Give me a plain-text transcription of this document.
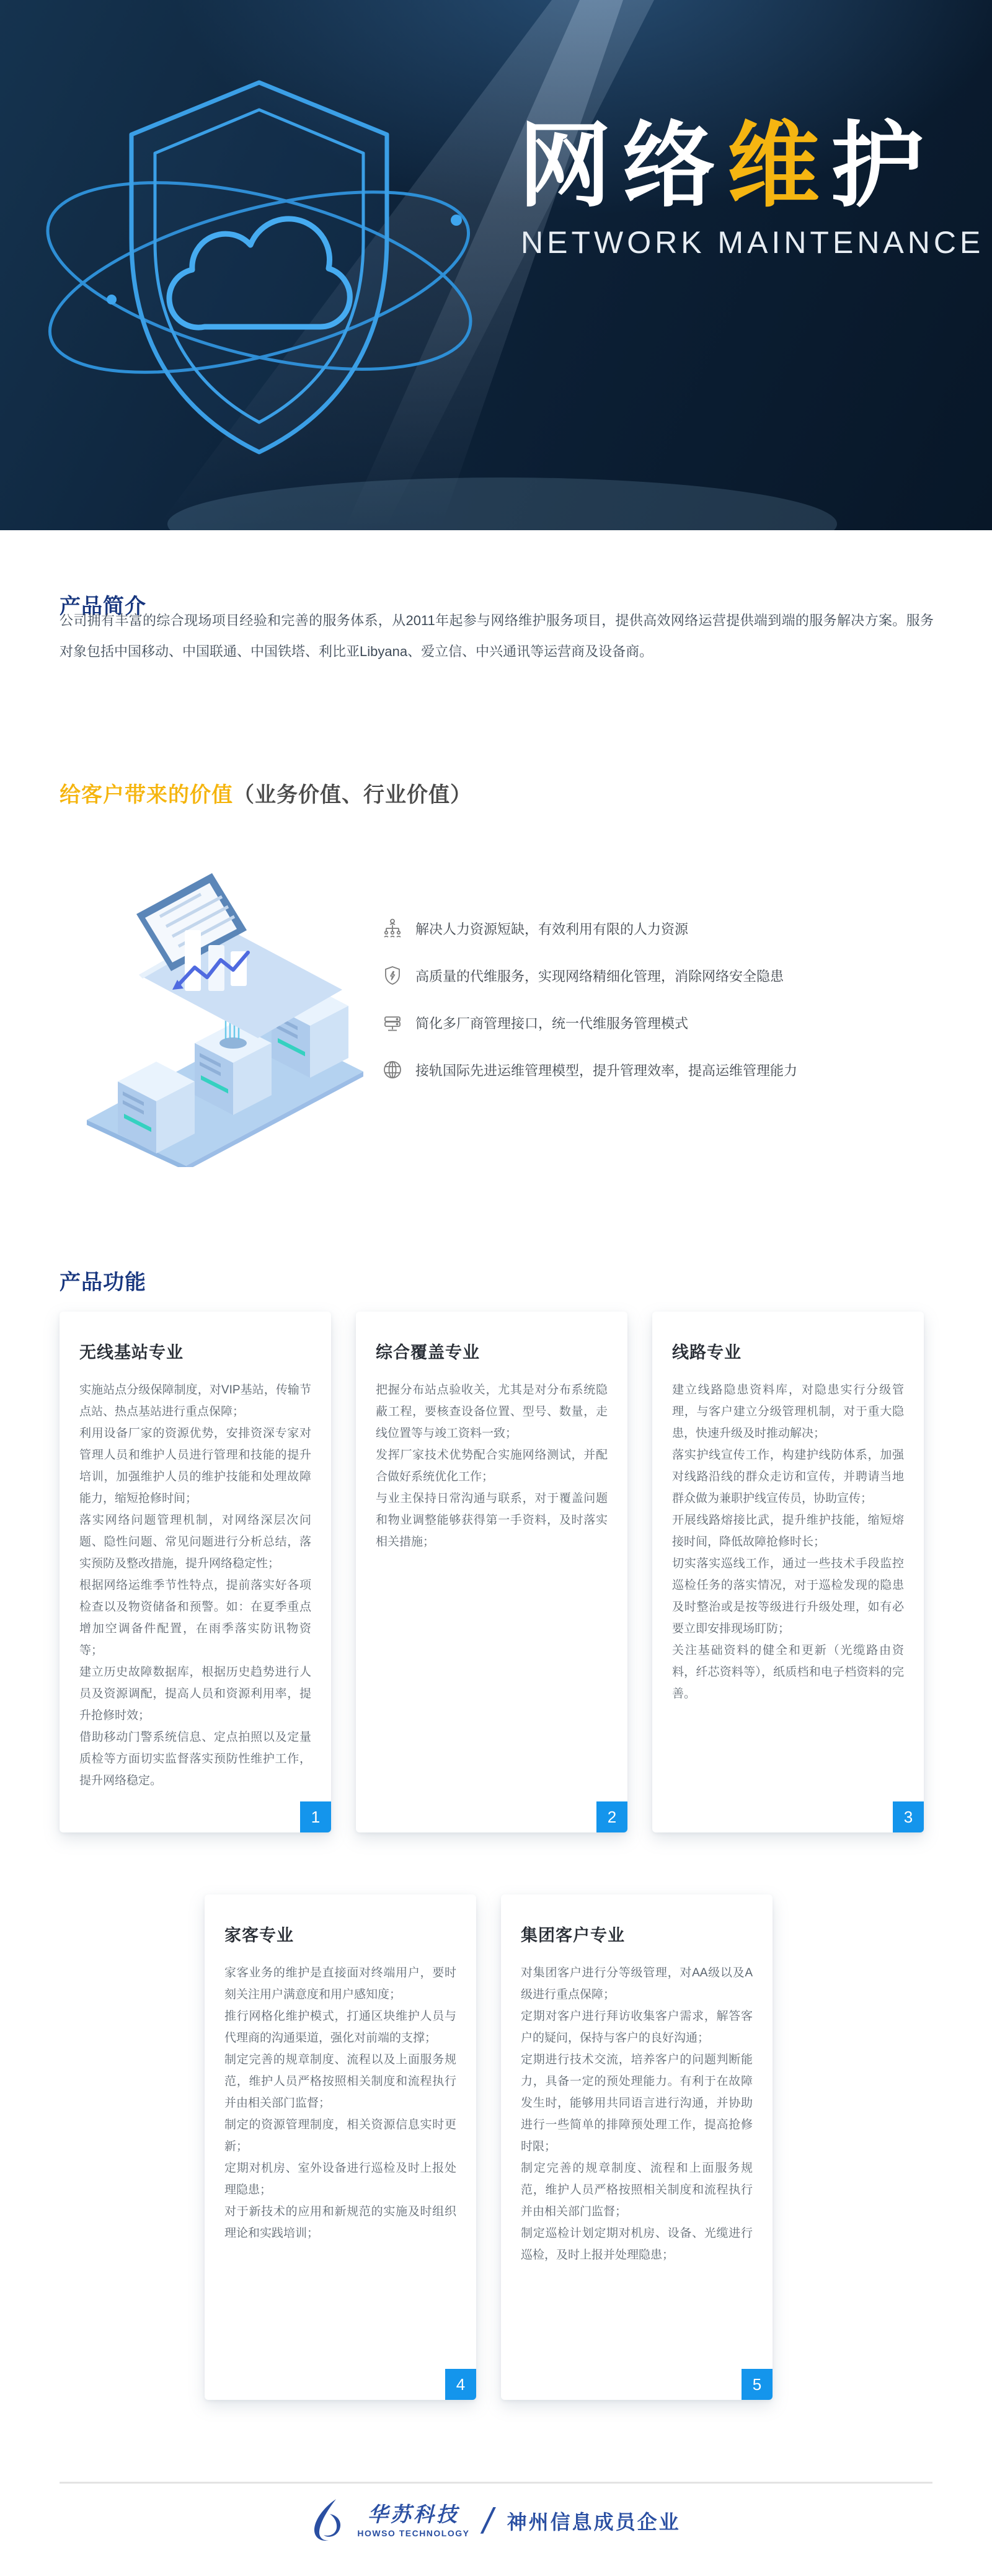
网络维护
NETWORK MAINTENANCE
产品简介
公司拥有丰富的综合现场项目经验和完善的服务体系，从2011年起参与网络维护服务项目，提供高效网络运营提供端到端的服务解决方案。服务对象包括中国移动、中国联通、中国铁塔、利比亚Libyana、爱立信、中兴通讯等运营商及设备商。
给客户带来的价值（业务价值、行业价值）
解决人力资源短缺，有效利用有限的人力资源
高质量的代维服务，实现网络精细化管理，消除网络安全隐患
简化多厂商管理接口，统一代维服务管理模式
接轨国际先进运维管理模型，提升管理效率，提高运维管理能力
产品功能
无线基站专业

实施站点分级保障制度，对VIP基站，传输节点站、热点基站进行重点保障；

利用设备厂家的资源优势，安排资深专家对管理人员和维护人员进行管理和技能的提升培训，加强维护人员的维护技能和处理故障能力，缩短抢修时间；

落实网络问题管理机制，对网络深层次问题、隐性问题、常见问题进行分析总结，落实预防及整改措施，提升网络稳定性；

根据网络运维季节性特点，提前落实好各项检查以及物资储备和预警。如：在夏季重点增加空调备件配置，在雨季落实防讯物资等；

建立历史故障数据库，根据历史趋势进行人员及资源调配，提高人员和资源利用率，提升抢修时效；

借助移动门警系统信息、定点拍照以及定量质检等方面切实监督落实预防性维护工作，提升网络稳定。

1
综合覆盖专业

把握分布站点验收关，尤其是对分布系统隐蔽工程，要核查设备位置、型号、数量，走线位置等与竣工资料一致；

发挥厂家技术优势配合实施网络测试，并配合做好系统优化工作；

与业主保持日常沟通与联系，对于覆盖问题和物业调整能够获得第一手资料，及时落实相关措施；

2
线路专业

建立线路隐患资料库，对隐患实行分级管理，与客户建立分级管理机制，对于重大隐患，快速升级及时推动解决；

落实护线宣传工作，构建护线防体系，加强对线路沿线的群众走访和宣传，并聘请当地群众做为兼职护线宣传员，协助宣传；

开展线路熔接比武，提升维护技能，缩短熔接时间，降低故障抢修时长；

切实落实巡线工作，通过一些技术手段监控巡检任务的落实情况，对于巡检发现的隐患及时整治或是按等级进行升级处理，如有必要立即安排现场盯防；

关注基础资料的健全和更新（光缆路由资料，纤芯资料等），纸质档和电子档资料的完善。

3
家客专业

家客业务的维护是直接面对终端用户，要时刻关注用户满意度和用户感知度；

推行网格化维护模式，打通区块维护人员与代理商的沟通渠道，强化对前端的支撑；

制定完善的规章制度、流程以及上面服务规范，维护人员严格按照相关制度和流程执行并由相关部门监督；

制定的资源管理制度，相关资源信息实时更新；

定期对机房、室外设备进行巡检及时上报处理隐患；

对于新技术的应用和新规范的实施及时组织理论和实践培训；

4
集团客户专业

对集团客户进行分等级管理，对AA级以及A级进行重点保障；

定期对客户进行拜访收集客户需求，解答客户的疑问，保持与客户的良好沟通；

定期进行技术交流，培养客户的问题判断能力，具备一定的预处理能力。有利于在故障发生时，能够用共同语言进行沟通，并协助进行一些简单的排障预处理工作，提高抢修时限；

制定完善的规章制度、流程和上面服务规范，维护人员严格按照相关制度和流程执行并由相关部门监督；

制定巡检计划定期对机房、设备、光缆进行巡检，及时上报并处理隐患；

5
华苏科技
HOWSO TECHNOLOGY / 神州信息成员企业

==*==

YOUR TASK:
Copy out every line of the material above that mentions the word "维护人员严格按照相关制度和流程执行并由相关部门监督".

TASK RESPONSE:
制定完善的规章制度、流程以及上面服务规范，维护人员严格按照相关制度和流程执行并由相关部门监督；
制定完善的规章制度、流程和上面服务规范，维护人员严格按照相关制度和流程执行并由相关部门监督；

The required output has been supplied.